EXERCISE AIM =
Your answer should be one number: how many lines of the data include the string "note"?

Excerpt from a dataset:
□ □ □ □ □ □ □

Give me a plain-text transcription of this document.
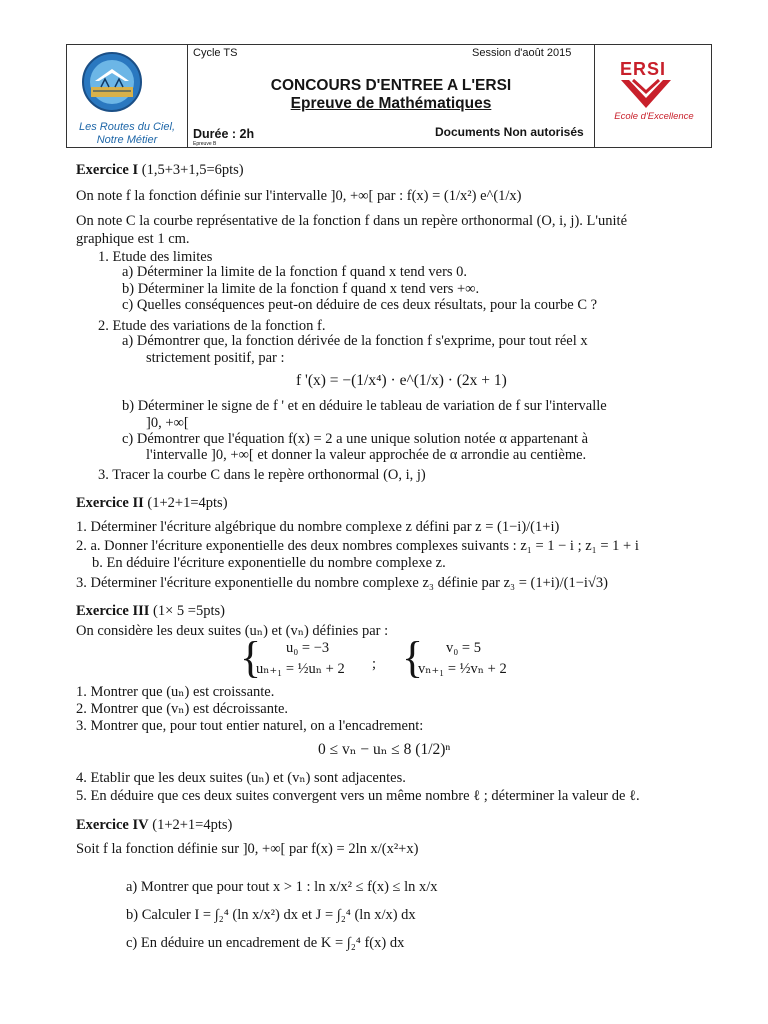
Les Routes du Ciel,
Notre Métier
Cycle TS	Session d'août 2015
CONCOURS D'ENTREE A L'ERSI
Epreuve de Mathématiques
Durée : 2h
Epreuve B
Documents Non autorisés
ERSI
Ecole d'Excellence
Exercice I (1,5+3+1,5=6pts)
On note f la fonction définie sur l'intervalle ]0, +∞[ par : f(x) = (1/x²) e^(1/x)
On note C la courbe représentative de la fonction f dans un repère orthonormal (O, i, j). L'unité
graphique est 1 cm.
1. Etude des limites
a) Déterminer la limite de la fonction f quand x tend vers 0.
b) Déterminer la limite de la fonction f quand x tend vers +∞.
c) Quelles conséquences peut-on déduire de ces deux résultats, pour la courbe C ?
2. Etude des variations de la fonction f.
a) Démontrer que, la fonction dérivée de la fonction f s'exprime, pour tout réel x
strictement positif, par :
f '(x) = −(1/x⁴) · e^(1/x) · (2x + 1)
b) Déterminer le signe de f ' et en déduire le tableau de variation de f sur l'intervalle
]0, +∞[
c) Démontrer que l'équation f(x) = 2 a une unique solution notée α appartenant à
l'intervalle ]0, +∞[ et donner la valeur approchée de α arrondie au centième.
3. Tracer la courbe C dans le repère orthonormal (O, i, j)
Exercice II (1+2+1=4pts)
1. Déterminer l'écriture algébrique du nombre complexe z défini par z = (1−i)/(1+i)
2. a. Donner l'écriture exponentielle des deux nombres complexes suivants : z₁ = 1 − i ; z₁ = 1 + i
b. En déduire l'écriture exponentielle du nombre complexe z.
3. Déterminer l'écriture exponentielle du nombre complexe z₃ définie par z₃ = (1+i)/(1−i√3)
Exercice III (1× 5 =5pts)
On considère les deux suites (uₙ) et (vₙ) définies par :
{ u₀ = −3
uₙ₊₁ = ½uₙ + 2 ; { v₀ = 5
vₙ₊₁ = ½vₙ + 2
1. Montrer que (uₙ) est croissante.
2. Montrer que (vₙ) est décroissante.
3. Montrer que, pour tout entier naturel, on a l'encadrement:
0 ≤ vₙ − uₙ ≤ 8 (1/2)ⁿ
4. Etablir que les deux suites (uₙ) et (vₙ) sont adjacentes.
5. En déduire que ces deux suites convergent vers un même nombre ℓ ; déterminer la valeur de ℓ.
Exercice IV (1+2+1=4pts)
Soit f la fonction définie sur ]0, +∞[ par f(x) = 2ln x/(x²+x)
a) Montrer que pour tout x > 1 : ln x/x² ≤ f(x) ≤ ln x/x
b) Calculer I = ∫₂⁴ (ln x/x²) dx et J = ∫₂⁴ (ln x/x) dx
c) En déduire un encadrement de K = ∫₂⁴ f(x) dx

□ □ □ □ □ □ □

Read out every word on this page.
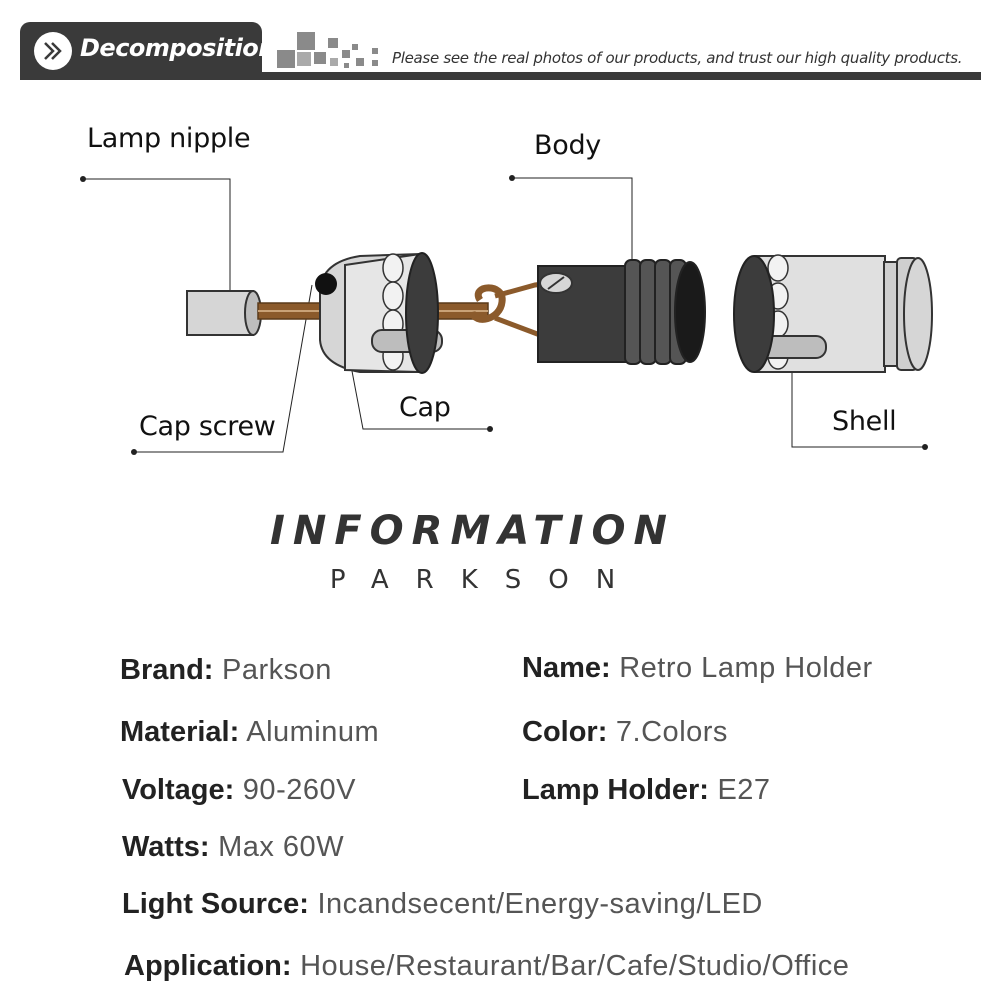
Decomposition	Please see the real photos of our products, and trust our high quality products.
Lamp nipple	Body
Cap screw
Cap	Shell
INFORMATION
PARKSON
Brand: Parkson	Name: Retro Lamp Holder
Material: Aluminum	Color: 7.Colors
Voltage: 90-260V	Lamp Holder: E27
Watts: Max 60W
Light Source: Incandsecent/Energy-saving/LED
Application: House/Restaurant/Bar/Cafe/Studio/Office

□ □ □ □ □ □ □

FULL ANSWER =
2